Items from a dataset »
☆ ☆ ☆ ☆ ☆
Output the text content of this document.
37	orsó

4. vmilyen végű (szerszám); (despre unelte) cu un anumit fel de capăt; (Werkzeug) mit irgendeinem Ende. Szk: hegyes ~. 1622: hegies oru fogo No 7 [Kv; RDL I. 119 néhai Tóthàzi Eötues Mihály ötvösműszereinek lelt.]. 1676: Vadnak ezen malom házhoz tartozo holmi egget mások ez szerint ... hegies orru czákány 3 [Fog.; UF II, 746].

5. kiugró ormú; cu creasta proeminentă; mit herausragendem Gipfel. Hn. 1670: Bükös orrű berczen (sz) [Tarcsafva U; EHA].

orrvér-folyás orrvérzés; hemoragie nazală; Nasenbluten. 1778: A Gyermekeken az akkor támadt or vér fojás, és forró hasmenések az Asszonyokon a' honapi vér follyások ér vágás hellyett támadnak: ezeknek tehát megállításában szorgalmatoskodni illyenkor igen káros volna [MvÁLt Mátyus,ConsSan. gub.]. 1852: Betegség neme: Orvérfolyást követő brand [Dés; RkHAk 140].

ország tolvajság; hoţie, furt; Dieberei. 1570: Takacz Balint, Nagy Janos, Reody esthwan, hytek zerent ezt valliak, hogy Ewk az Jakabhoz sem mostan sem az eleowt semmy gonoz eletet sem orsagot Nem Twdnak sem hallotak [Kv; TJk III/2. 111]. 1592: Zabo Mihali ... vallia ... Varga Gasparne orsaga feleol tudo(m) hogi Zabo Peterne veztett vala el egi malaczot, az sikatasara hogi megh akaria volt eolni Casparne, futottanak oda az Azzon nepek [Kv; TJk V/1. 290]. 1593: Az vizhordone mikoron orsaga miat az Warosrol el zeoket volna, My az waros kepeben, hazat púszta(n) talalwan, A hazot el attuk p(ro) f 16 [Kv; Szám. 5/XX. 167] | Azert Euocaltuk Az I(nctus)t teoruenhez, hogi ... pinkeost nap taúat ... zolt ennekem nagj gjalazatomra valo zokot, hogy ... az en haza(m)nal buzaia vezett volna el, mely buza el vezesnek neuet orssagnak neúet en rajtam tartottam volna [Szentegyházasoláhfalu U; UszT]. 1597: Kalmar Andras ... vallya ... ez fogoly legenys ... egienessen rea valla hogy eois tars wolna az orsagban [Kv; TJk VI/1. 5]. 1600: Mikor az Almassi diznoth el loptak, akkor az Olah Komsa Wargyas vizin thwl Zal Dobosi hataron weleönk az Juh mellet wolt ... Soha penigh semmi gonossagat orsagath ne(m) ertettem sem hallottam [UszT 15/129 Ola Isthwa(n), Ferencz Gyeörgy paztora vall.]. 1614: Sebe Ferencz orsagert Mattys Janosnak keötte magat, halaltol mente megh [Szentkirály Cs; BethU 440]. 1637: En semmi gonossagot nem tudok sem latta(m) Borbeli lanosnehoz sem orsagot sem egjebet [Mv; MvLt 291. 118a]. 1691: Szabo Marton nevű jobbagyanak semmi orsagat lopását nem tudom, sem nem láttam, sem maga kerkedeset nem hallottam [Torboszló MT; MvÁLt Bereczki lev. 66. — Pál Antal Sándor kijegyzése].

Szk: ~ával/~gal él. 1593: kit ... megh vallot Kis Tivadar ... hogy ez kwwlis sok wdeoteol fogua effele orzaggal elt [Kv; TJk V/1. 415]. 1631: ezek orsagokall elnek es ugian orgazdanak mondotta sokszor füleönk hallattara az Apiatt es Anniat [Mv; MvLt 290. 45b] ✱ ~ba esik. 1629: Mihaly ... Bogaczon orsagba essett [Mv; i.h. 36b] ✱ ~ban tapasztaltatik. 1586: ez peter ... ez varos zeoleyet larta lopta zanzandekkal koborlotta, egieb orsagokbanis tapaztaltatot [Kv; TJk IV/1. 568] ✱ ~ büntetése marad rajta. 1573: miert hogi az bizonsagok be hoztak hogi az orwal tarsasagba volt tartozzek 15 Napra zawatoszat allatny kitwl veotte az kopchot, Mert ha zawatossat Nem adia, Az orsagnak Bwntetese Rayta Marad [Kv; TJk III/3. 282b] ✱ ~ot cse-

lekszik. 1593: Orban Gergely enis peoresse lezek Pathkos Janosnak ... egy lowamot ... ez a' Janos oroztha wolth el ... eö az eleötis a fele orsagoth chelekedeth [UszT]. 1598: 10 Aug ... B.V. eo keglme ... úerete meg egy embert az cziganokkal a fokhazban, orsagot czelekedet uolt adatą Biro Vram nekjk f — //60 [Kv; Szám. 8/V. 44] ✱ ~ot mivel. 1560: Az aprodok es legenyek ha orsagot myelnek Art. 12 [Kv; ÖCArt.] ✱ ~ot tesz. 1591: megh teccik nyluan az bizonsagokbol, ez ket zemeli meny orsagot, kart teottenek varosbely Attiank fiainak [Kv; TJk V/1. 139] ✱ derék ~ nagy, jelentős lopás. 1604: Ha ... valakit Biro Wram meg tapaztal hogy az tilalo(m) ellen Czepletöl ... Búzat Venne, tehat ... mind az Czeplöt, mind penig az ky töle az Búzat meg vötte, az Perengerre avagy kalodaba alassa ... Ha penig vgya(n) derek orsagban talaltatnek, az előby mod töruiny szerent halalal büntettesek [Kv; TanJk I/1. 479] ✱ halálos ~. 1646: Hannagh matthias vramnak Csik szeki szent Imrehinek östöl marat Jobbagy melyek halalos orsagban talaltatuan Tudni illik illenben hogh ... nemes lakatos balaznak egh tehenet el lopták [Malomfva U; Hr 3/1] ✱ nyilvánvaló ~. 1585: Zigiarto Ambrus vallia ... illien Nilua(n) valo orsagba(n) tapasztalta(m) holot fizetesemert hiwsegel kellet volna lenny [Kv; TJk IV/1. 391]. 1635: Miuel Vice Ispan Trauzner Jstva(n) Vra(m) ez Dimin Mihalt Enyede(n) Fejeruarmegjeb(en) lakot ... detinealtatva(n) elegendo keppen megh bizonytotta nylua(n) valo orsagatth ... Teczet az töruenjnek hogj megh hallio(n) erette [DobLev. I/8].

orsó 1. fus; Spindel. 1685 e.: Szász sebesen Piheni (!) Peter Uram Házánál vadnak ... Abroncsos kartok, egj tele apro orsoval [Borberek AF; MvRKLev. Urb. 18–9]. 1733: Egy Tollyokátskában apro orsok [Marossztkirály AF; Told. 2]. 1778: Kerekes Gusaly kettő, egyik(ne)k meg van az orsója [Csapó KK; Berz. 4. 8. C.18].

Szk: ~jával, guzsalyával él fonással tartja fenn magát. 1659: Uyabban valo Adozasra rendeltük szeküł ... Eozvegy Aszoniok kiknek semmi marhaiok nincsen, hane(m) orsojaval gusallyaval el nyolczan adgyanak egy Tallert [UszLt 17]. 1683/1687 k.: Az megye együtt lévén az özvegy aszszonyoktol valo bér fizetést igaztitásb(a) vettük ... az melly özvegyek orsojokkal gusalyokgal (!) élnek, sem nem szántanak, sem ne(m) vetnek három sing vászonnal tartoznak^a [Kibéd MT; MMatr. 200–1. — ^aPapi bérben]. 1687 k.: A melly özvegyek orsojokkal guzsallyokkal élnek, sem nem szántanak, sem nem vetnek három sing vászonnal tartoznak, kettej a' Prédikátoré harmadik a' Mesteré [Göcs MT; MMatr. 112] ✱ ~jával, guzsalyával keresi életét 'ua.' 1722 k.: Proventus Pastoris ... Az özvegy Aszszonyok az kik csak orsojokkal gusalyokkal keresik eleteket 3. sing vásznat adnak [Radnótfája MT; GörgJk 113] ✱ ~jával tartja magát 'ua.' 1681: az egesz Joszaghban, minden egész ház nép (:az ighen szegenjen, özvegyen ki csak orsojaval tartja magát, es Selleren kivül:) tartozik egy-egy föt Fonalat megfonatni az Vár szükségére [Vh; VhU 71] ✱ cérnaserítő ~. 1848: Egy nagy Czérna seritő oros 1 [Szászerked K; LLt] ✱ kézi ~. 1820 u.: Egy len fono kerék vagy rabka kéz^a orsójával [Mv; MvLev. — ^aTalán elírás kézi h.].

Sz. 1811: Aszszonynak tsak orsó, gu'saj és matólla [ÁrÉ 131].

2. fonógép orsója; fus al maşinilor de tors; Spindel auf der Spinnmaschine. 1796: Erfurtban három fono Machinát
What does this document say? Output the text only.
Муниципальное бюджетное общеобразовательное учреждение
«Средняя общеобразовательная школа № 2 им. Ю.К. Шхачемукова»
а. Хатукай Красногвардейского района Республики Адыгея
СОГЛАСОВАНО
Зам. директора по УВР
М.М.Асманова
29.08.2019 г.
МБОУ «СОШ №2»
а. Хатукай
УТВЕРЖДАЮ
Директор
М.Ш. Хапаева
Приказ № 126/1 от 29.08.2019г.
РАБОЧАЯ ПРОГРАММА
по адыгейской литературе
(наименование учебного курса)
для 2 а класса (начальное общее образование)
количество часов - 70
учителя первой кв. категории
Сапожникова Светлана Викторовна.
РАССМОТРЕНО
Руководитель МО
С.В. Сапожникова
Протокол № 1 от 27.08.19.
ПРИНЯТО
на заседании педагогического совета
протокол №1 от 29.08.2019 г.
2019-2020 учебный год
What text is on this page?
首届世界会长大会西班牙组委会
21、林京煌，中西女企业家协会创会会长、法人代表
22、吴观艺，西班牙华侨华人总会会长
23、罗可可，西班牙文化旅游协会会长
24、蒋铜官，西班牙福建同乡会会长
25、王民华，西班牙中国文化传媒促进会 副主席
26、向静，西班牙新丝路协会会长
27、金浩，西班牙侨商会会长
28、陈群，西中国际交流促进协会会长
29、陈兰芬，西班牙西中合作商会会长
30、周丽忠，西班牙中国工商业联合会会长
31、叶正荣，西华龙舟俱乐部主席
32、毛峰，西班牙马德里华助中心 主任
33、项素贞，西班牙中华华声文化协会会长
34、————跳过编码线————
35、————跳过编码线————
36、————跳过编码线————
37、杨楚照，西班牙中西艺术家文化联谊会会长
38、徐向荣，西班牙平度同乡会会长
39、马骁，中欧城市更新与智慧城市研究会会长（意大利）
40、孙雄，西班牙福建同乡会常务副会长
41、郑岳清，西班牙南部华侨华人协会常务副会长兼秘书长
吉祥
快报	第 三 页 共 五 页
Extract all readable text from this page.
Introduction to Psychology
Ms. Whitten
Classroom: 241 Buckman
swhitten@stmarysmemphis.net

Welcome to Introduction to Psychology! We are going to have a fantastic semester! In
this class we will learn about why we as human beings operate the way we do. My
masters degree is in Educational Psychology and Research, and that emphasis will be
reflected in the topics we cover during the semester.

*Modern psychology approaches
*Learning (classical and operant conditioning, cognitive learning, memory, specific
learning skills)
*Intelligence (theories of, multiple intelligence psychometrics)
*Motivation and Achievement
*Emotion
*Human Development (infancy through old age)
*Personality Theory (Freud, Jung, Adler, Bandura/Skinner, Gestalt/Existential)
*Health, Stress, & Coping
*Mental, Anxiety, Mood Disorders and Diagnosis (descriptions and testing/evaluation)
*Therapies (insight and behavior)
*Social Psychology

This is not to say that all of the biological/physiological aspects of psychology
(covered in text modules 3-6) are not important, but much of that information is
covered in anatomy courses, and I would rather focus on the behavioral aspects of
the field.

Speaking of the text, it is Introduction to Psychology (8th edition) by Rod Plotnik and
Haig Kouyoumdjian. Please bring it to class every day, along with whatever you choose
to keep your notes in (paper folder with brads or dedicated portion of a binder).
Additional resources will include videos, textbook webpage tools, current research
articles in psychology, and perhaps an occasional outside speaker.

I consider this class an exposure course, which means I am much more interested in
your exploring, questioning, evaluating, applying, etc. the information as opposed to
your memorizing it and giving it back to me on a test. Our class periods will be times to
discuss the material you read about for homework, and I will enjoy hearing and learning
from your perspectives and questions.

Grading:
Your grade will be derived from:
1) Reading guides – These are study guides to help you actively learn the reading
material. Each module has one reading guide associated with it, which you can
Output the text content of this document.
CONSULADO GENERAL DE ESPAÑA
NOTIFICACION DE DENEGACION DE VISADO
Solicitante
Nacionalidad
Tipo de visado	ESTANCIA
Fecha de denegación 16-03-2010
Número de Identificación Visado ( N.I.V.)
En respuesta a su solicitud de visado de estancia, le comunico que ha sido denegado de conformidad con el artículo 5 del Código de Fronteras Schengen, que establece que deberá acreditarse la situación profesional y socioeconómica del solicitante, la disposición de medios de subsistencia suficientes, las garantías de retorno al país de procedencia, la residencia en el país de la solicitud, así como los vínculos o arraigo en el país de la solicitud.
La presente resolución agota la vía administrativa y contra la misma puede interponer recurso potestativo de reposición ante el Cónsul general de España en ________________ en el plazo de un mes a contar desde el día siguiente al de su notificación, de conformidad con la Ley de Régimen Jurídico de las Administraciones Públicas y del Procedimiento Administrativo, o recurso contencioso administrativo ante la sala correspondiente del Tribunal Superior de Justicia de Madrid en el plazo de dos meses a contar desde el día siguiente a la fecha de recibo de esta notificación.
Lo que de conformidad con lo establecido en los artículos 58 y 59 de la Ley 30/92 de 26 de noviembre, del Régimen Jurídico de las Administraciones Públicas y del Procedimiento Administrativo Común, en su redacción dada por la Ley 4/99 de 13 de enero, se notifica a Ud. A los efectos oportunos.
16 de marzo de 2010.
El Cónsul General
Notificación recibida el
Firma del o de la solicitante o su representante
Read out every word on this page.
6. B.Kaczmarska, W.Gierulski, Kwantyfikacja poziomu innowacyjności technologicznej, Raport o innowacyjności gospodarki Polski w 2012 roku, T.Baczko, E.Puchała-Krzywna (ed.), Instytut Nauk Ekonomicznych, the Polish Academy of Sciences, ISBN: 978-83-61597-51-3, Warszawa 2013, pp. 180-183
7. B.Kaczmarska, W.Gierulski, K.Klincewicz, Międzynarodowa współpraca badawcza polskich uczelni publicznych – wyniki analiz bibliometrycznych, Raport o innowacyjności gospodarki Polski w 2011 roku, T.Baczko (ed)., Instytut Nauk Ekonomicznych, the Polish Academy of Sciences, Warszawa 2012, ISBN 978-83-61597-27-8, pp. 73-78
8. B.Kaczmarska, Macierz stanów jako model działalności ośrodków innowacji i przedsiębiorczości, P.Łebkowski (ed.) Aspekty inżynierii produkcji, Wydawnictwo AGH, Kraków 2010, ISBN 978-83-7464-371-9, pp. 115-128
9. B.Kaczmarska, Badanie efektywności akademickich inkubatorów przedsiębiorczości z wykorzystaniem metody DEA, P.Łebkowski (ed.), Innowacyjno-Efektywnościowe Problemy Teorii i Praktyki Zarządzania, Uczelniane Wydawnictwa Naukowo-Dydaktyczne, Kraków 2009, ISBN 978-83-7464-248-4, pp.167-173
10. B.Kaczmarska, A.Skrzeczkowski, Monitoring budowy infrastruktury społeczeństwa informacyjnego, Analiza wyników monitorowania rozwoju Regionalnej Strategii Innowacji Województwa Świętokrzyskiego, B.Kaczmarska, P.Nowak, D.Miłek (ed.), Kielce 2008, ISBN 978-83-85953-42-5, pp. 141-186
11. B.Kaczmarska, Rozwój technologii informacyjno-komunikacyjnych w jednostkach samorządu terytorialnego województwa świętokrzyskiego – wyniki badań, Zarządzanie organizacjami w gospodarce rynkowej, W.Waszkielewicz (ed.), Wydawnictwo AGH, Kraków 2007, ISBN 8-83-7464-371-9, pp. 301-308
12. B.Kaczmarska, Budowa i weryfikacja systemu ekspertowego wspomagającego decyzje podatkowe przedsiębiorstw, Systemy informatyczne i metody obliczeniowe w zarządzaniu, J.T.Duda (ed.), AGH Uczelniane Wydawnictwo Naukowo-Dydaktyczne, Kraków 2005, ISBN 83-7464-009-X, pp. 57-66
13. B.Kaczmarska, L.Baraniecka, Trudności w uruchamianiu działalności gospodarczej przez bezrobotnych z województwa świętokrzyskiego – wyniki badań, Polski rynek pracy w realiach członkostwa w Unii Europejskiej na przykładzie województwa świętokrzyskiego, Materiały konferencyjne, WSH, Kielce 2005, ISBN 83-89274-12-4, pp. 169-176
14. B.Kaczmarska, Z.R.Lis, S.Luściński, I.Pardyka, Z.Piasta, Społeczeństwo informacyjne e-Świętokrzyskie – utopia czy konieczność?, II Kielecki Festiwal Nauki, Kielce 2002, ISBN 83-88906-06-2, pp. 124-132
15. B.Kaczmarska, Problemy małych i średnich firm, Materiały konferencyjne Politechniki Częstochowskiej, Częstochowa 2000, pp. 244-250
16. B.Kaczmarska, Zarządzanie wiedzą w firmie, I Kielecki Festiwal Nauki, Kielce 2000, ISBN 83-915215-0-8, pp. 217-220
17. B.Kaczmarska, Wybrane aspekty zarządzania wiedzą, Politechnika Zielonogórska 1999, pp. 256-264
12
☆ ☆ ☆ ☆ ☆
Locate all lines in the listing above with the word "konferencyjne". Copy them.

Final result »
13. B.Kaczmarska, L.Baraniecka, Trudności w uruchamianiu działalności gospodarczej przez bezrobotnych z województwa świętokrzyskiego – wyniki badań, Polski rynek pracy w realiach członkostwa w Unii Europejskiej na przykładzie województwa świętokrzyskiego, Materiały konferencyjne, WSH, Kielce 2005, ISBN 83-89274-12-4, pp. 169-176
15. B.Kaczmarska, Problemy małych i średnich firm, Materiały konferencyjne Politechniki Częstochowskiej, Częstochowa 2000, pp. 244-250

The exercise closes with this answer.